● Job
Will you extract the entries word for word? Images should not appear in the copy.

● Material for this exercise
******************************

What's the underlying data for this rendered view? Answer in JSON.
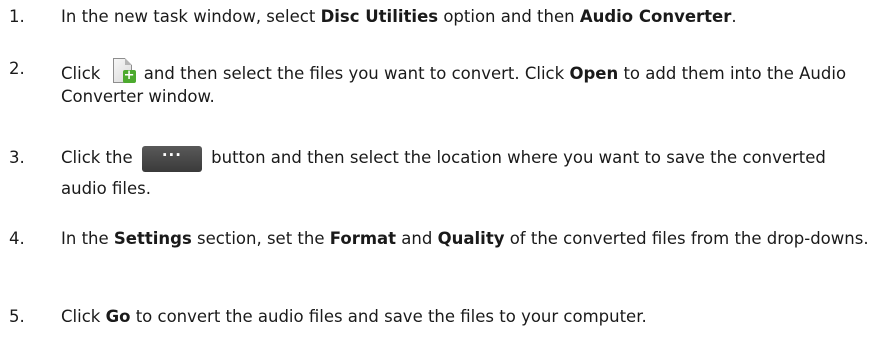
{
  "steps": [
    {
      "number": "1.",
      "t1": "In the new task window, select ",
      "b1": "Disc Utilities",
      "t2": " option and then ",
      "b2": "Audio Converter",
      "t3": "."
    },
    {
      "number": "2.",
      "t1": "Click ",
      "icon": "add-file-icon",
      "t2": " and then select the files you want to convert. Click ",
      "b1": "Open",
      "t3": " to add them into the Audio Converter window."
    },
    {
      "number": "3.",
      "t1": "Click the ",
      "icon": "browse-button-icon",
      "icon_label": "···",
      "t2": " button and then select the location where you want to save the converted audio files."
    },
    {
      "number": "4.",
      "t1": "In the ",
      "b1": "Settings",
      "t2": " section, set the ",
      "b2": "Format",
      "t3": " and ",
      "b3": "Quality",
      "t4": " of the converted files from the drop-downs."
    },
    {
      "number": "5.",
      "t1": "Click ",
      "b1": "Go",
      "t2": " to convert the audio files and save the files to your computer."
    }
  ],
  "colors": {
    "text": "#1a1a1a",
    "browse_button": "#4a4a4a",
    "plus_green": "#4caa2e"
  }
}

******************************

● Finished answer
What's the underlying data for this rendered view? Answer in JSON.
{
  "steps": [
    {
      "number": "1.",
      "t1": "In the new task window, select ",
      "b1": "Disc Utilities",
      "t2": " option and then ",
      "b2": "Audio Converter",
      "t3": "."
    },
    {
      "number": "2.",
      "t1": "Click ",
      "icon": "add-file-icon",
      "t2": " and then select the files you want to convert. Click ",
      "b1": "Open",
      "t3": " to add them into the Audio Converter window."
    },
    {
      "number": "3.",
      "t1": "Click the ",
      "icon": "browse-button-icon",
      "icon_label": "···",
      "t2": " button and then select the location where you want to save the converted audio files."
    },
    {
      "number": "4.",
      "t1": "In the ",
      "b1": "Settings",
      "t2": " section, set the ",
      "b2": "Format",
      "t3": " and ",
      "b3": "Quality",
      "t4": " of the converted files from the drop-downs."
    },
    {
      "number": "5.",
      "t1": "Click ",
      "b1": "Go",
      "t2": " to convert the audio files and save the files to your computer."
    }
  ],
  "colors": {
    "text": "#1a1a1a",
    "browse_button": "#4a4a4a",
    "plus_green": "#4caa2e"
  }
}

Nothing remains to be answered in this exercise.